═══ Data to use ═══

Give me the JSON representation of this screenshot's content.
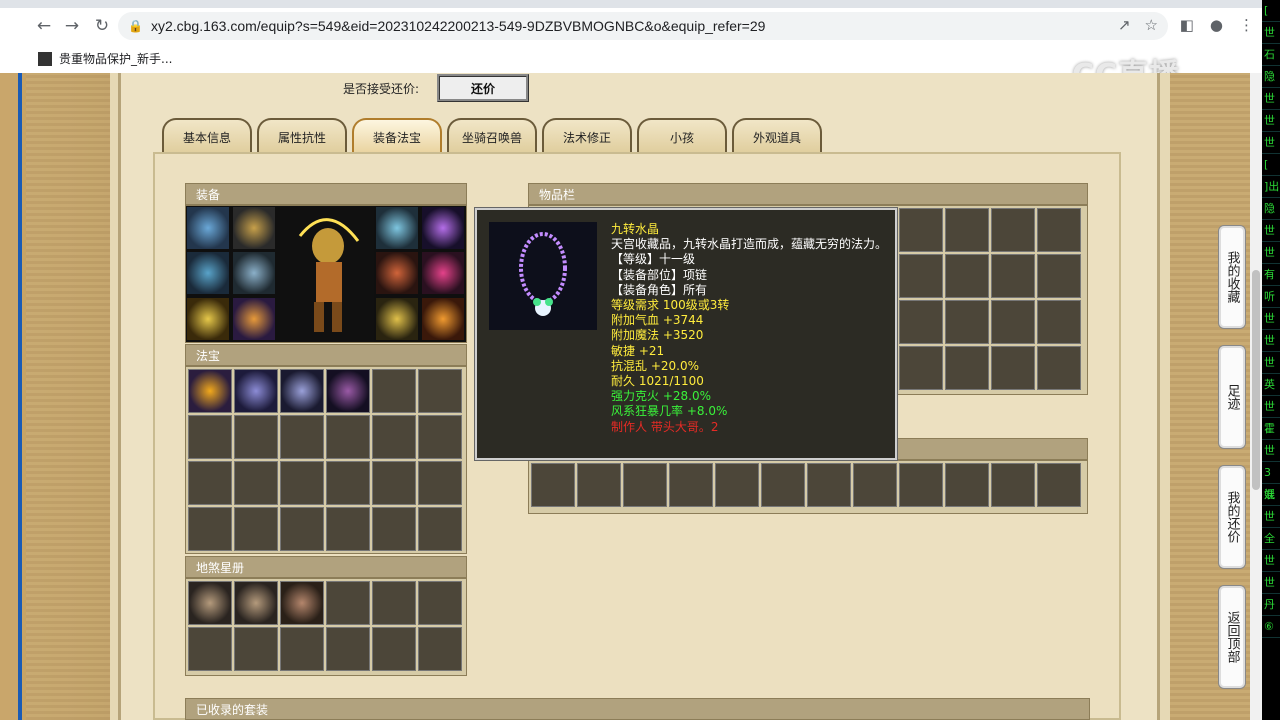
{
  "browser": {
    "url": "xy2.cbg.163.com/equip?s=549&eid=202310242200213-549-9DZBVBMOGNBC&o&equip_refer=29",
    "bookmark": "贵重物品保护_新手..."
  },
  "watermark": "CC直播",
  "counter_offer": {
    "label": "是否接受还价:",
    "button": "还价"
  },
  "tabs": [
    "基本信息",
    "属性抗性",
    "装备法宝",
    "坐骑召唤兽",
    "法术修正",
    "小孩",
    "外观道具"
  ],
  "active_tab": 2,
  "sections": {
    "equipment": "装备",
    "treasure": "法宝",
    "star_book": "地煞星册",
    "inventory": "物品栏",
    "collected_sets": "已收录的套装"
  },
  "tooltip": {
    "name": "九转水晶",
    "description": "天宫收藏品，九转水晶打造而成，蕴藏无穷的法力。",
    "level": "【等级】十一级",
    "slot": "【装备部位】项链",
    "role": "【装备角色】所有",
    "requirement": "等级需求 100级或3转",
    "hp": "附加气血 +3744",
    "mp": "附加魔法 +3520",
    "agility": "敏捷 +21",
    "anti_chaos": "抗混乱 +20.0%",
    "durability": "耐久 1021/1100",
    "fire": "强力克火 +28.0%",
    "wind": "风系狂暴几率 +8.0%",
    "maker": "制作人 带头大哥。2"
  },
  "side_buttons": {
    "favorites": "我的收藏",
    "history": "足迹",
    "my_offers": "我的还价",
    "back_top": "返回顶部"
  },
  "chat_strip": [
    "[",
    "世",
    "石",
    "隐",
    "世",
    "世",
    "世",
    "[",
    "]出",
    "隐",
    "世",
    "世",
    "有",
    "听",
    "世",
    "世",
    "世",
    "英",
    "世",
    "霍",
    "世",
    "3混",
    "妖",
    "世",
    "全",
    "世",
    "世",
    "丹",
    "⑥"
  ]
}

═══

Goal – Give the material again exactly as it is, but keep the pictures out.

Solution for this task –
Give me the JSON representation of this screenshot's content.
{
  "browser": {
    "url": "xy2.cbg.163.com/equip?s=549&eid=202310242200213-549-9DZBVBMOGNBC&o&equip_refer=29",
    "bookmark": "贵重物品保护_新手..."
  },
  "watermark": "CC直播",
  "counter_offer": {
    "label": "是否接受还价:",
    "button": "还价"
  },
  "tabs": [
    "基本信息",
    "属性抗性",
    "装备法宝",
    "坐骑召唤兽",
    "法术修正",
    "小孩",
    "外观道具"
  ],
  "active_tab": 2,
  "sections": {
    "equipment": "装备",
    "treasure": "法宝",
    "star_book": "地煞星册",
    "inventory": "物品栏",
    "collected_sets": "已收录的套装"
  },
  "tooltip": {
    "name": "九转水晶",
    "description": "天宫收藏品，九转水晶打造而成，蕴藏无穷的法力。",
    "level": "【等级】十一级",
    "slot": "【装备部位】项链",
    "role": "【装备角色】所有",
    "requirement": "等级需求 100级或3转",
    "hp": "附加气血 +3744",
    "mp": "附加魔法 +3520",
    "agility": "敏捷 +21",
    "anti_chaos": "抗混乱 +20.0%",
    "durability": "耐久 1021/1100",
    "fire": "强力克火 +28.0%",
    "wind": "风系狂暴几率 +8.0%",
    "maker": "制作人 带头大哥。2"
  },
  "side_buttons": {
    "favorites": "我的收藏",
    "history": "足迹",
    "my_offers": "我的还价",
    "back_top": "返回顶部"
  },
  "chat_strip": [
    "[",
    "世",
    "石",
    "隐",
    "世",
    "世",
    "世",
    "[",
    "]出",
    "隐",
    "世",
    "世",
    "有",
    "听",
    "世",
    "世",
    "世",
    "英",
    "世",
    "霍",
    "世",
    "3混",
    "妖",
    "世",
    "全",
    "世",
    "世",
    "丹",
    "⑥"
  ]
}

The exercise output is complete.